● WRITTEN EXERCISE
Extract every line below that contains the word "value".

BEGIN PROVIDED DATA

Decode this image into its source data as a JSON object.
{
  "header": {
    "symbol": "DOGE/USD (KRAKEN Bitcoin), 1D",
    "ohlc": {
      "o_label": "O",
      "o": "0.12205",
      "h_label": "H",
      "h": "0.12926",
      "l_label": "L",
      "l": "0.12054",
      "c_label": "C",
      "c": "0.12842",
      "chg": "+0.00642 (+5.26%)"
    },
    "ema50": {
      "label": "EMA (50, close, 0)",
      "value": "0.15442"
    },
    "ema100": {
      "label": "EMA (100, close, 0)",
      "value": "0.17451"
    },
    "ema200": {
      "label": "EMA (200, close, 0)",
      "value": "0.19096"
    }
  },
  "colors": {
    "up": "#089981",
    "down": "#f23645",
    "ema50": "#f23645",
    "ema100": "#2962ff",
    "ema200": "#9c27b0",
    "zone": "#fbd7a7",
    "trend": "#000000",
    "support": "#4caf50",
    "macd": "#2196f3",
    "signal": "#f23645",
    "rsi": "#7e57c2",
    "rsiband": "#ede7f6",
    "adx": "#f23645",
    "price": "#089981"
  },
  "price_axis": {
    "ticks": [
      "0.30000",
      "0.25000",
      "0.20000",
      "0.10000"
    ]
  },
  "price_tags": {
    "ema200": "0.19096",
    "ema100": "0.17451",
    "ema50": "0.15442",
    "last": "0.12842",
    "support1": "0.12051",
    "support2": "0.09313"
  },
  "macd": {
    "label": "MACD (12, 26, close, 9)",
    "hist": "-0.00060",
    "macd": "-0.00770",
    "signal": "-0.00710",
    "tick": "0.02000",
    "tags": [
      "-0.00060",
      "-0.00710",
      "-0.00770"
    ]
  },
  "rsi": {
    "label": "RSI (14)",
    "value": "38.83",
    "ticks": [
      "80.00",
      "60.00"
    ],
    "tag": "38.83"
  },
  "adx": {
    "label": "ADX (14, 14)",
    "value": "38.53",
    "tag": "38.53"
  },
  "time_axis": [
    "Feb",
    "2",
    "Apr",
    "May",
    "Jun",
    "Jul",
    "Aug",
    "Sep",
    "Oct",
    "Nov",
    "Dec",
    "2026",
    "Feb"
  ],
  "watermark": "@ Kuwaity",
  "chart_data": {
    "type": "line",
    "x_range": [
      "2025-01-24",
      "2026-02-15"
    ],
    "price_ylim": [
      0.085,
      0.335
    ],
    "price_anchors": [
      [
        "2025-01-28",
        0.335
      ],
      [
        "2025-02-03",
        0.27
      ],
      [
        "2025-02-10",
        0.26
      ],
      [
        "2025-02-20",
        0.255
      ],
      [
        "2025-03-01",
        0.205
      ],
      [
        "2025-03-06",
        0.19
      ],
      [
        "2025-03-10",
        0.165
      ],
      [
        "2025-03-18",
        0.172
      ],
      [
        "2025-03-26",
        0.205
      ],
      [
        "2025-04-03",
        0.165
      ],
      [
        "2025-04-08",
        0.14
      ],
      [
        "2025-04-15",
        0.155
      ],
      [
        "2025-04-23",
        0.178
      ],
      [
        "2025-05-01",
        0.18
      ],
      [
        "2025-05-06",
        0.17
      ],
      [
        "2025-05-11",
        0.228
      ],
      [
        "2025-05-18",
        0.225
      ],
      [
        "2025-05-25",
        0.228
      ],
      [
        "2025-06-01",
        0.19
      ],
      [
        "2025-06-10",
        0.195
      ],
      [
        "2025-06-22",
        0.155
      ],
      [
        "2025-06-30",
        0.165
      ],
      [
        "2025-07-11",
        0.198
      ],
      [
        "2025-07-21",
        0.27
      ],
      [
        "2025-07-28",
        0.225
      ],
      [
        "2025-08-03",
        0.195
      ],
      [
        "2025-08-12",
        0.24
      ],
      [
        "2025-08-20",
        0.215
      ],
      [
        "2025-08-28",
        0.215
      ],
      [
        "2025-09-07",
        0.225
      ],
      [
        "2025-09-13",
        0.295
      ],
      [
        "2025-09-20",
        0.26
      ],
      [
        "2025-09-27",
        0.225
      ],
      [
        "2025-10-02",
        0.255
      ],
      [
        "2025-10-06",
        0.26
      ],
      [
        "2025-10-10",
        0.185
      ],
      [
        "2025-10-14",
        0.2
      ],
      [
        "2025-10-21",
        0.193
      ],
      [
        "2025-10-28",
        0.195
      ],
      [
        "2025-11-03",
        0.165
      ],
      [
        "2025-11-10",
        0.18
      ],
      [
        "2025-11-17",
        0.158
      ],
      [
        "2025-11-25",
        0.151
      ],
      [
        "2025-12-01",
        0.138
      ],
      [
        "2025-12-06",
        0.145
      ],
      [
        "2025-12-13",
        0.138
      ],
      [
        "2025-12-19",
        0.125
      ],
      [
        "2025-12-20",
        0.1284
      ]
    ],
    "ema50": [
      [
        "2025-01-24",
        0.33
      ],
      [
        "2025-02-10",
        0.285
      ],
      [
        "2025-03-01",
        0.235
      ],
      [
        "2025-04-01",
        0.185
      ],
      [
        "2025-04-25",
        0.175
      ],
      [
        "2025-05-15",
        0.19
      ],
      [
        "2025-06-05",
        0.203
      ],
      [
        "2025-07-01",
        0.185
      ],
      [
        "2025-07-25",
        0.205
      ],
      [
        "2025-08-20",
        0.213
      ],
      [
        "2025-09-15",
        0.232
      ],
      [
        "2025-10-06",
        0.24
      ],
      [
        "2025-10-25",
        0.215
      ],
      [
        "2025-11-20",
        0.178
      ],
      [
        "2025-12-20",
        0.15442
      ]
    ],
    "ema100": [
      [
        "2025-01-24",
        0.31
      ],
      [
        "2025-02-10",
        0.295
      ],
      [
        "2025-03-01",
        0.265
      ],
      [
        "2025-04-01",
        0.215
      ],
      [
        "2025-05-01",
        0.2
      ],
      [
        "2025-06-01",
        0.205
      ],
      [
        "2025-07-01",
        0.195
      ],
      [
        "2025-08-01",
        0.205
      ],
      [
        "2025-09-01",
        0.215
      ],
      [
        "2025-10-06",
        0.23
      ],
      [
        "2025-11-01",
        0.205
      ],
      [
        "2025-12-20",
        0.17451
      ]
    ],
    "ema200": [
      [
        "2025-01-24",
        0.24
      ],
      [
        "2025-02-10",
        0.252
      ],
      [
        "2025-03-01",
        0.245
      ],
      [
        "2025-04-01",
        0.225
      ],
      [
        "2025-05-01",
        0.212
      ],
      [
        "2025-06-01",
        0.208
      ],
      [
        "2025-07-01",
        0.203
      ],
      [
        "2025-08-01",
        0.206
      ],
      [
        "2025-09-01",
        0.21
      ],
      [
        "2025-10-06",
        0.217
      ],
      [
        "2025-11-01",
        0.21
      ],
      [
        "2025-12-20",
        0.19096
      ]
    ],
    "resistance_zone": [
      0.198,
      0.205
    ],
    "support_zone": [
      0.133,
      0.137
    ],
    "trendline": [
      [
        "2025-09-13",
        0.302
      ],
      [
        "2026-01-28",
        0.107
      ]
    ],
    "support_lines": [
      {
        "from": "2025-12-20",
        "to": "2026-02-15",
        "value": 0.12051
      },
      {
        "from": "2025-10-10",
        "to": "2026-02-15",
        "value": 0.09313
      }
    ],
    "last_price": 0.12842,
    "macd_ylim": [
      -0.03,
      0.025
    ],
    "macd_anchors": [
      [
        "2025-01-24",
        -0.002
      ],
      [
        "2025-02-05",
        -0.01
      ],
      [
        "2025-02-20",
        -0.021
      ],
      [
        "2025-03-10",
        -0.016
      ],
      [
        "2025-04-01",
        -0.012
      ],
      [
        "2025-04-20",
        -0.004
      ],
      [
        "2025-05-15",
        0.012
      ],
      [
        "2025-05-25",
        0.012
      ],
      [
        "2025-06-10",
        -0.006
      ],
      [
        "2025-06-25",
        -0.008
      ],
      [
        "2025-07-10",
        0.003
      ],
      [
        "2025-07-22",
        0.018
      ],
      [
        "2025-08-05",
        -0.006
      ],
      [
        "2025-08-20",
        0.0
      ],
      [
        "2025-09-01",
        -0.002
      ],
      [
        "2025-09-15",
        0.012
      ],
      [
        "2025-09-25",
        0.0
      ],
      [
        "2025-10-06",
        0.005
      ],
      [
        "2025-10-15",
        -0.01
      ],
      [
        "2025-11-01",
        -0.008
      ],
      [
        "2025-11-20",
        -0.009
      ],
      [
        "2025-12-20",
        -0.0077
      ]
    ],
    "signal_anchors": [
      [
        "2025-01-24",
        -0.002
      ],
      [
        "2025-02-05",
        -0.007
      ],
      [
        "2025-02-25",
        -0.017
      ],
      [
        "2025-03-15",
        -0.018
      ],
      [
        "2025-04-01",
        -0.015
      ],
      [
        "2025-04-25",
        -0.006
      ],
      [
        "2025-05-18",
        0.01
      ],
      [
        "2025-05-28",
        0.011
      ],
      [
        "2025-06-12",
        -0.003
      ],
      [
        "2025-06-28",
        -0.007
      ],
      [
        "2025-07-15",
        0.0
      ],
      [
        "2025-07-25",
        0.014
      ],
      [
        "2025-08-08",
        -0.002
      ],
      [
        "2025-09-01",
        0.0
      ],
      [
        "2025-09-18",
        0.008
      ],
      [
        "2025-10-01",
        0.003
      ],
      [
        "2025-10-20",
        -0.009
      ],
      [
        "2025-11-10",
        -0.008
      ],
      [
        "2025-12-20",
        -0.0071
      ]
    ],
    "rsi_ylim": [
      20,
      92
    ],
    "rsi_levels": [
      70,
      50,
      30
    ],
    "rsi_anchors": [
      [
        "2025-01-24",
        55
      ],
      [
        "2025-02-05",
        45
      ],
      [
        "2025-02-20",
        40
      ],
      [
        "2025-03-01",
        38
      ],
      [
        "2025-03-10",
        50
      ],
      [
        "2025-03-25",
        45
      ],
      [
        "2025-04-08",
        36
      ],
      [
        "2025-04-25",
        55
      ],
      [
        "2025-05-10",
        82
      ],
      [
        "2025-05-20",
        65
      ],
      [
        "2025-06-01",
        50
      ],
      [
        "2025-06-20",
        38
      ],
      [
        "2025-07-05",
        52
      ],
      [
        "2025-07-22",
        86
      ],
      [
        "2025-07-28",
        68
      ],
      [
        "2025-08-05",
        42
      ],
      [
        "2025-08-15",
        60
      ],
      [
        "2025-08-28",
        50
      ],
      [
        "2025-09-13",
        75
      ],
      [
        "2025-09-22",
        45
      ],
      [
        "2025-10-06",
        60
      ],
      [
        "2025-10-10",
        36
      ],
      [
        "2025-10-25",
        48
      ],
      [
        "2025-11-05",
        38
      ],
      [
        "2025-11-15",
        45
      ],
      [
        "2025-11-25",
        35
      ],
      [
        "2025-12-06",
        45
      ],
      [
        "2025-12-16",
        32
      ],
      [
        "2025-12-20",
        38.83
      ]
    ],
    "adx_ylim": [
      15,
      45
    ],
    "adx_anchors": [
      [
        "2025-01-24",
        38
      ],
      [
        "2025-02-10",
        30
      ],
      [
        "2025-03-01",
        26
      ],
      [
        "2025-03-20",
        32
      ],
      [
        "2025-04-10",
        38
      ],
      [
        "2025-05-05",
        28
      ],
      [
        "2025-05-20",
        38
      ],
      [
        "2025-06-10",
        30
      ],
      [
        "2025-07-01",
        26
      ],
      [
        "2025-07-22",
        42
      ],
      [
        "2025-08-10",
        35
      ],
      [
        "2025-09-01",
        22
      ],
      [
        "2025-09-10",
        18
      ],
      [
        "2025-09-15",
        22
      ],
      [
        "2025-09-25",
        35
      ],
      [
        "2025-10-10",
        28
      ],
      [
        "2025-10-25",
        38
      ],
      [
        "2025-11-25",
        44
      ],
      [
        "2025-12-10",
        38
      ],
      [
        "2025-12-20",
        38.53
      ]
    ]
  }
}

END PROVIDED DATA

● CORRECT ANSWER
      "value": "0.15442"
      "value": "0.17451"
      "value": "0.19096"
    "value": "38.83",
    "value": "38.53",
        "value": 0.12051
        "value": 0.09313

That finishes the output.